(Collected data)

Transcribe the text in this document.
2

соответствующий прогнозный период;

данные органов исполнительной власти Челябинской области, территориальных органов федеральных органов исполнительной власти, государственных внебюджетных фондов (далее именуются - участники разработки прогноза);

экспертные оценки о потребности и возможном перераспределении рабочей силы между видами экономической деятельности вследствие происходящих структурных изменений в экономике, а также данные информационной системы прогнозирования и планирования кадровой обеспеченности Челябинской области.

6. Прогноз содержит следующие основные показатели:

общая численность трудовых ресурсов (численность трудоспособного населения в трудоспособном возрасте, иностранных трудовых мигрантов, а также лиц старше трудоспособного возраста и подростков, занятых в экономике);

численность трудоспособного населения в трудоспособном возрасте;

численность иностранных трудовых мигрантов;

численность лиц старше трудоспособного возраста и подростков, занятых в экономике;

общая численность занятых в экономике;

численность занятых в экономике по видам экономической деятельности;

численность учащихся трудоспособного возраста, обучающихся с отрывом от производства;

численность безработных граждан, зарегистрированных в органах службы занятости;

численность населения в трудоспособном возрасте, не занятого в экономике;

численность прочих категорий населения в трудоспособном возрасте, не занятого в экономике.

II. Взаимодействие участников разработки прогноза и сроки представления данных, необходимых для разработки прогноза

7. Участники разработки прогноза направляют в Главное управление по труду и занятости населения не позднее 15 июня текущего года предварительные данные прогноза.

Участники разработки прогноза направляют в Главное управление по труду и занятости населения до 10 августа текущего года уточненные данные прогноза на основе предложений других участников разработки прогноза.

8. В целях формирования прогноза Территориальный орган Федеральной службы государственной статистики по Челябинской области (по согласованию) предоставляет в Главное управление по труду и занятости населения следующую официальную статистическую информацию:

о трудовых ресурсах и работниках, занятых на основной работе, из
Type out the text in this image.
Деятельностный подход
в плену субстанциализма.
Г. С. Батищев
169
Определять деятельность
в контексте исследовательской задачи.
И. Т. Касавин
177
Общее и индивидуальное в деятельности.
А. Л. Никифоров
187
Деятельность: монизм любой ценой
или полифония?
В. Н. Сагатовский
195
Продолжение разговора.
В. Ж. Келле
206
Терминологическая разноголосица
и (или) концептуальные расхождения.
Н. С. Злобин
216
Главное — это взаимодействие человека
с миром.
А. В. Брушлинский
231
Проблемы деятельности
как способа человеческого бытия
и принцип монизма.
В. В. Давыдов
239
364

▶ _Directions for this task_: From the line containing "Type out the text in this image." through the final line of the listing above, retype every line exactly; leave out everything else.

▶ _Worked solution_:
Type out the text in this image.
Деятельностный подход
в плену субстанциализма.
Г. С. Батищев
169
Определять деятельность
в контексте исследовательской задачи.
И. Т. Касавин
177
Общее и индивидуальное в деятельности.
А. Л. Никифоров
187
Деятельность: монизм любой ценой
или полифония?
В. Н. Сагатовский
195
Продолжение разговора.
В. Ж. Келле
206
Терминологическая разноголосица
и (или) концептуальные расхождения.
Н. С. Злобин
216
Главное — это взаимодействие человека
с миром.
А. В. Брушлинский
231
Проблемы деятельности
как способа человеческого бытия
и принцип монизма.
В. В. Давыдов
239
364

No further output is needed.